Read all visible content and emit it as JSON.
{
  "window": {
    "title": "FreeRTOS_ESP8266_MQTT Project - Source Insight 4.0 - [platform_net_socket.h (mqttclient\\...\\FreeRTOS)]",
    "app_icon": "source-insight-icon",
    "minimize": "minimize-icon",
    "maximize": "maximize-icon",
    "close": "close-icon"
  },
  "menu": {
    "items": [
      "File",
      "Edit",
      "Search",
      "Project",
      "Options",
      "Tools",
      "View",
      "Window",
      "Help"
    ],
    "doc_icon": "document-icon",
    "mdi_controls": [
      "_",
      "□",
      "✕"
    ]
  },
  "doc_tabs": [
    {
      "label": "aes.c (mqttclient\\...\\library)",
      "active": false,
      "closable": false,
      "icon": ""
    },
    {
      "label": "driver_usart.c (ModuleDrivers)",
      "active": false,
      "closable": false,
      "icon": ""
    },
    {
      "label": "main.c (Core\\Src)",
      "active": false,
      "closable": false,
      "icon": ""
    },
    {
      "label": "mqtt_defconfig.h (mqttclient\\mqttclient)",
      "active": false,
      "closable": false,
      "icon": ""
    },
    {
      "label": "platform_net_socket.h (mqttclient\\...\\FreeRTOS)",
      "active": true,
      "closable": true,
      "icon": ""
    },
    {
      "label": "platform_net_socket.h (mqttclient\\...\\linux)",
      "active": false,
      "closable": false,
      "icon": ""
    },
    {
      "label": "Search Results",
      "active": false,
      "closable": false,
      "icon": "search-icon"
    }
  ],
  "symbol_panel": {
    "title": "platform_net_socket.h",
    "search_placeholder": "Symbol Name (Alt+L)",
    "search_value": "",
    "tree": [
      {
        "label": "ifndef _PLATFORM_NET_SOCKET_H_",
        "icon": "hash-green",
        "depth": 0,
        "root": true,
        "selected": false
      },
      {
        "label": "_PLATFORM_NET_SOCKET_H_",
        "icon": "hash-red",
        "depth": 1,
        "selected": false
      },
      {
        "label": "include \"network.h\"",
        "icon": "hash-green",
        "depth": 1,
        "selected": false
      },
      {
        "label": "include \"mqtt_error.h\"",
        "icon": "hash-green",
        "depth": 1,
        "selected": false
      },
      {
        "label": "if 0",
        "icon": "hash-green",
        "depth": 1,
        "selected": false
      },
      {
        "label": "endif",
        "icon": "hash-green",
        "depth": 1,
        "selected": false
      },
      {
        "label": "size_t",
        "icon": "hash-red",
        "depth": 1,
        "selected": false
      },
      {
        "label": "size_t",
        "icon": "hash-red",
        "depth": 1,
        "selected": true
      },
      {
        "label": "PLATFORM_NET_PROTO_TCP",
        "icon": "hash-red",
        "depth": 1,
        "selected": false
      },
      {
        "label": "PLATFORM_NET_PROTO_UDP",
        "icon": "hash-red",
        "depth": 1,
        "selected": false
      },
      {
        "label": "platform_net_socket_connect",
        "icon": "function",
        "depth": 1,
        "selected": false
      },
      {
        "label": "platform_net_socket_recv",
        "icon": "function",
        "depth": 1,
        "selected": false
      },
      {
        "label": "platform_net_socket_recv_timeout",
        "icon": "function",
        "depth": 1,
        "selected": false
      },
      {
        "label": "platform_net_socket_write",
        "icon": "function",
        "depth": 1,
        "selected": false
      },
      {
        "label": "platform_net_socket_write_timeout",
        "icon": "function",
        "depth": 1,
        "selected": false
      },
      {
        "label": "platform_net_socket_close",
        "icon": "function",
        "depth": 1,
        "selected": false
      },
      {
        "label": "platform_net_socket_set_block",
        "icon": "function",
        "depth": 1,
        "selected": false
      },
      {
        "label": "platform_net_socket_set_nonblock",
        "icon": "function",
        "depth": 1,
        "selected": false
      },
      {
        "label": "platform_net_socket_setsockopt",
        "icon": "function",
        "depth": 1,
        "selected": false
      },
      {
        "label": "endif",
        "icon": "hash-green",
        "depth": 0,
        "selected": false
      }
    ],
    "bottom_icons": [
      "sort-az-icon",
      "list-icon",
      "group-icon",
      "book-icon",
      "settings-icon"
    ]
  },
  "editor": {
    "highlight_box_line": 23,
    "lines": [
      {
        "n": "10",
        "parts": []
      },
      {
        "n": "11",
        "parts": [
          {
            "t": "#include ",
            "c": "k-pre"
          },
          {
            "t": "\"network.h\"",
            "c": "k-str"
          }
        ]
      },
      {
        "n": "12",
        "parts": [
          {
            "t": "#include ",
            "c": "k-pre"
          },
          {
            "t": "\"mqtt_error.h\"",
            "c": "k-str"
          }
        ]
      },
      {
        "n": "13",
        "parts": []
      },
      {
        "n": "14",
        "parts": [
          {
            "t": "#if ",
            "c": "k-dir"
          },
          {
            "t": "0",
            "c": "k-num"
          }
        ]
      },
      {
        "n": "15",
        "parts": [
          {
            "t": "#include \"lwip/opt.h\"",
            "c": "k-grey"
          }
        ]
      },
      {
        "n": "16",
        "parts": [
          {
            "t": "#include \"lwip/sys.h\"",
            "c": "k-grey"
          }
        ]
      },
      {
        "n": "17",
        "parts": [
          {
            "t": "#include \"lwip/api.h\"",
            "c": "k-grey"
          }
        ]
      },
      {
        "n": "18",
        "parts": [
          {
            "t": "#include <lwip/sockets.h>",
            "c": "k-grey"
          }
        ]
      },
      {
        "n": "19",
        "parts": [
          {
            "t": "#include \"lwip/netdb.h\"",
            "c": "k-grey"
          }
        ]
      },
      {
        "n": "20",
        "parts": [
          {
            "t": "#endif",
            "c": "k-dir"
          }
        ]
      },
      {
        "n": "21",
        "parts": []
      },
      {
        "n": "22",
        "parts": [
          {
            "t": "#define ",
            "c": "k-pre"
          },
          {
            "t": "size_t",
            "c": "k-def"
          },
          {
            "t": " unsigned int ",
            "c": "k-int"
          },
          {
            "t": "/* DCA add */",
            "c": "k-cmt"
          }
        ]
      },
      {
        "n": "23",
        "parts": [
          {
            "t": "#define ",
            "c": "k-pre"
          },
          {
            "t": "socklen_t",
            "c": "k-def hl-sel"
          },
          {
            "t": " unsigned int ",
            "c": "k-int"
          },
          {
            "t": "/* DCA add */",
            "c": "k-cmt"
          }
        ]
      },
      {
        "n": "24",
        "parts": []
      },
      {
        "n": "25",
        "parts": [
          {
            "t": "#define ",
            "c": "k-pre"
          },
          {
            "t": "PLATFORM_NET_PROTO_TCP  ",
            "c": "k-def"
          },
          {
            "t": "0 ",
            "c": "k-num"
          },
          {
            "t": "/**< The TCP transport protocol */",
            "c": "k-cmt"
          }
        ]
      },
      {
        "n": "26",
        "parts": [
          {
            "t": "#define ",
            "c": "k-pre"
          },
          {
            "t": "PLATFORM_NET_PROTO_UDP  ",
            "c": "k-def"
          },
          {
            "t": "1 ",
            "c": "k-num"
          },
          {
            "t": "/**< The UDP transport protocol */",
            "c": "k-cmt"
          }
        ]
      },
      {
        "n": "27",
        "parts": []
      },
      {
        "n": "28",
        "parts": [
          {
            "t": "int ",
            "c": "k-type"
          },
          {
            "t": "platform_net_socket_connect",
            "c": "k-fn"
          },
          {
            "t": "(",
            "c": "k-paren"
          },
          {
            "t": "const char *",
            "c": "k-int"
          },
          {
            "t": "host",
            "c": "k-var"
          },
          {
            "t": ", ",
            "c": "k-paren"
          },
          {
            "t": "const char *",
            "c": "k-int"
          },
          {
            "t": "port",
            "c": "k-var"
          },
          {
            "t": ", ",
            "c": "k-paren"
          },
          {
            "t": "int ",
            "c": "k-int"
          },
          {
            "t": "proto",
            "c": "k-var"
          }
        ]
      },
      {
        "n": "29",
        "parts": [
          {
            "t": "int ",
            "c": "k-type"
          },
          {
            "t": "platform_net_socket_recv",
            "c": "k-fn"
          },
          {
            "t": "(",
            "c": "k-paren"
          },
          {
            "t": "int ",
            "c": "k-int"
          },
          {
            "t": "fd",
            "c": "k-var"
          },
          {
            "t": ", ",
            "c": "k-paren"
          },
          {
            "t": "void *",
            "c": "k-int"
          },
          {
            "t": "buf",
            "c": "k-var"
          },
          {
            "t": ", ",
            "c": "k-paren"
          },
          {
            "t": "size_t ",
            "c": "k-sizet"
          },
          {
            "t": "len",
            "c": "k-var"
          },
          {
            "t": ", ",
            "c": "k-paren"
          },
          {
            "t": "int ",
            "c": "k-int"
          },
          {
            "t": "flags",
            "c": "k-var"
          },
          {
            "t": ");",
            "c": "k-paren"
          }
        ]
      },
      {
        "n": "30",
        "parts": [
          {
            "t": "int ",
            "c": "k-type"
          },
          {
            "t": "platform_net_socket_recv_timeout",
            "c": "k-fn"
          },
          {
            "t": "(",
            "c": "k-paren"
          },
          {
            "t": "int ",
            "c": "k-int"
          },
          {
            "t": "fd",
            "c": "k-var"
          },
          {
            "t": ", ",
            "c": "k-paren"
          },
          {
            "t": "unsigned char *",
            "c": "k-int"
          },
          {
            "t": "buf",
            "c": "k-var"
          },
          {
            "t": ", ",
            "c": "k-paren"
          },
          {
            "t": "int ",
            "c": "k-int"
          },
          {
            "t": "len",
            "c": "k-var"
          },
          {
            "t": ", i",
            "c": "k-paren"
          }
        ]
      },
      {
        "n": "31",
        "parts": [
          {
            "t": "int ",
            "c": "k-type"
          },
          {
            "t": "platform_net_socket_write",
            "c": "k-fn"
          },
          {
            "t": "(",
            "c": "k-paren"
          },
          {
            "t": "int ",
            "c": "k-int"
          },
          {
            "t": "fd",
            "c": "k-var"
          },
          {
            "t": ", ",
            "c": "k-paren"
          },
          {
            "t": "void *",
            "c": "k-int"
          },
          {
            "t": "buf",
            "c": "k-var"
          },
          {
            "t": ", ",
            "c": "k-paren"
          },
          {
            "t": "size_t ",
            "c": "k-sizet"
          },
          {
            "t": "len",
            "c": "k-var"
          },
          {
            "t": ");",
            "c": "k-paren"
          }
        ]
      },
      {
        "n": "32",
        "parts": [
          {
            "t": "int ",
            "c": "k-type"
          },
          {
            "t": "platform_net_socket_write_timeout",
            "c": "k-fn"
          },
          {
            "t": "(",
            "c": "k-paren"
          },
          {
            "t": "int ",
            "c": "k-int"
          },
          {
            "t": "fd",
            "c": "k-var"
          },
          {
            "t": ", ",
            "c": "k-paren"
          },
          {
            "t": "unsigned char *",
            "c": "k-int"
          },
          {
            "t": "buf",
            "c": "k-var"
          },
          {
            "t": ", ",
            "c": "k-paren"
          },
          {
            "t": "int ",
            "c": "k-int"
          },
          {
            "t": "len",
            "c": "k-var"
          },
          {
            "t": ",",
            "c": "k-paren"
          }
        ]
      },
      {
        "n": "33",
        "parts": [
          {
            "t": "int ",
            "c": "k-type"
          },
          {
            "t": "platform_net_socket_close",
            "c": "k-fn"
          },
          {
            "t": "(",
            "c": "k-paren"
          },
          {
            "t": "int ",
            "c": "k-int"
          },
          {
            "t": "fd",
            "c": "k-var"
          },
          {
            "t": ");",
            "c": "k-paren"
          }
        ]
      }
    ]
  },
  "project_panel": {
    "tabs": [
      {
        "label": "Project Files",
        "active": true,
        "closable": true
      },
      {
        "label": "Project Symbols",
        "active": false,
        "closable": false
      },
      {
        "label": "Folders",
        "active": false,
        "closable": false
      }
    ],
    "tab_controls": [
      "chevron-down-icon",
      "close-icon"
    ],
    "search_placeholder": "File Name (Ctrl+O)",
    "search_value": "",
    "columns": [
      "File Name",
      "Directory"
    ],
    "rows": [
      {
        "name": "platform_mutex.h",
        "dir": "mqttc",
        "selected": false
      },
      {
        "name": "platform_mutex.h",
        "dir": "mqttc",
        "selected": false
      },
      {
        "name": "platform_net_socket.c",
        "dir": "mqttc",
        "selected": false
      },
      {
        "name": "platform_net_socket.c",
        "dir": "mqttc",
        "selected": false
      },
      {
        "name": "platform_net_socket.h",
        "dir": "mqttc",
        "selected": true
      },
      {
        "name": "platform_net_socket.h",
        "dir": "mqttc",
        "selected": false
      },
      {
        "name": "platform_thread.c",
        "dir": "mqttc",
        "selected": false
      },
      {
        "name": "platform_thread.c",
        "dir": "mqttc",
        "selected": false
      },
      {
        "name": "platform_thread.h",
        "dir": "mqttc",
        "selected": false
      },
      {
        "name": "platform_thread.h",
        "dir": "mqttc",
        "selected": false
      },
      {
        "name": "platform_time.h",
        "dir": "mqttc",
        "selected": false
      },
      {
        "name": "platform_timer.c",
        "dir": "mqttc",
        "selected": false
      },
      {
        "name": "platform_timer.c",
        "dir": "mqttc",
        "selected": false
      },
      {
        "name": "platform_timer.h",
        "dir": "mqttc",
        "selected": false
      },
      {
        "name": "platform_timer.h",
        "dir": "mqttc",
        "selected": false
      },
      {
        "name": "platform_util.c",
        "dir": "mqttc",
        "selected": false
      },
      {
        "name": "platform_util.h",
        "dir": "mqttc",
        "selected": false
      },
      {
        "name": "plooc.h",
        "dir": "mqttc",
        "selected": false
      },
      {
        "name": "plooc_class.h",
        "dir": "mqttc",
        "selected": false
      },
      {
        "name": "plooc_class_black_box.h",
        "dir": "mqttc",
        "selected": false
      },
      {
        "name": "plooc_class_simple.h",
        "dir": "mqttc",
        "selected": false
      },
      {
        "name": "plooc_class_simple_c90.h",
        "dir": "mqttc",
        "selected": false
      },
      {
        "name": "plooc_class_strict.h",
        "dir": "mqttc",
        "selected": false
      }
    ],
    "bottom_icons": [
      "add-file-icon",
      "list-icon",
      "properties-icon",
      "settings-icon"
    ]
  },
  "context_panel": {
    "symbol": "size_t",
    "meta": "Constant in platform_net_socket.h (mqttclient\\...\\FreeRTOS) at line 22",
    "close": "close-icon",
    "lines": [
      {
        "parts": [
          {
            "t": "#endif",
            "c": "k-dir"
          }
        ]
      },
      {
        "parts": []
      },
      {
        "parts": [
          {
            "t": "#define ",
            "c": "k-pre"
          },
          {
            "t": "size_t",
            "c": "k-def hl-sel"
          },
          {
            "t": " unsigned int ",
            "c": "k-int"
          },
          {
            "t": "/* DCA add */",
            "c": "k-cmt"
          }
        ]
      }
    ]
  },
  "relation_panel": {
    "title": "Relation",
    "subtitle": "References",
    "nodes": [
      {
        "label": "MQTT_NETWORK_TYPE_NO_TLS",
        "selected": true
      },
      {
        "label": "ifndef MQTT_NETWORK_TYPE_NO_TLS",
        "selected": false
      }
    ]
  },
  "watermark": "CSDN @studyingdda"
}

================

# SET TASK
Within the material above, find the lines that contain the word "include"; copy them.

# ANSWER FOR THIS EXERCISE
        "label": "include \"network.h\"",
        "label": "include \"mqtt_error.h\"",
            "t": "#include ",
            "t": "#include ",
            "t": "#include \"lwip/opt.h\"",
            "t": "#include \"lwip/sys.h\"",
            "t": "#include \"lwip/api.h\"",
            "t": "#include <lwip/sockets.h>",
            "t": "#include \"lwip/netdb.h\"",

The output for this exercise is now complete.